─── SUPPLIED ENTRIES ───
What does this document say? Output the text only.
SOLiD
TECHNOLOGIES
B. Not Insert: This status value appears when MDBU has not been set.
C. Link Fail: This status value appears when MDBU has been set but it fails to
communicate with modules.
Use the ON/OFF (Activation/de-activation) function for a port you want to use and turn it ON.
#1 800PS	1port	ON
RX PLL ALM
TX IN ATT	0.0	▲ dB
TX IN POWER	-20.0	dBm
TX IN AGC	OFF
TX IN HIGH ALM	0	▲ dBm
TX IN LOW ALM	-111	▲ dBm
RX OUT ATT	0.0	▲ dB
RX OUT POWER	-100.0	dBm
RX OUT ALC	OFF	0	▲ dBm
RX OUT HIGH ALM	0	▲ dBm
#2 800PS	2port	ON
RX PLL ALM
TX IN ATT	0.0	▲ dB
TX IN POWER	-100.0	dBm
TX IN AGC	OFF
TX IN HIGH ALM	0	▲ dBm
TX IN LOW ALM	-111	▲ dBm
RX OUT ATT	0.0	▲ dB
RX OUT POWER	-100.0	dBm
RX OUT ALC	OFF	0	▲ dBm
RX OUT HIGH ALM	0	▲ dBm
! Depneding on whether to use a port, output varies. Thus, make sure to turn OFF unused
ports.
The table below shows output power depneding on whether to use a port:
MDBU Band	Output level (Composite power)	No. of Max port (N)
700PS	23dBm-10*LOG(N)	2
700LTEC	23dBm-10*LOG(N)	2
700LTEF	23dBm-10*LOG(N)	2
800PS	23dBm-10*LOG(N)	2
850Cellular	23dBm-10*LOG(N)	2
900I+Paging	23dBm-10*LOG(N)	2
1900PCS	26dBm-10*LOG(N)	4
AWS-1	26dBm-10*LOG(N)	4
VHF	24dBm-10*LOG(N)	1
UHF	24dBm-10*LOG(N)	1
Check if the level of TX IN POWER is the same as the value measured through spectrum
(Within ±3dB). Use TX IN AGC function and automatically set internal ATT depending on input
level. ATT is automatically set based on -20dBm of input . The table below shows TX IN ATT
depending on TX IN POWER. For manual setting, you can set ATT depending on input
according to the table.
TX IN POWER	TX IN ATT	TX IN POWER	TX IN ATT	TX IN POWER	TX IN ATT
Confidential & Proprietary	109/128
───
TASK DESCRIPTION
Give the number of lines in the entries that include the string "MDBU", and nothing more.

WRITTEN REPLY
3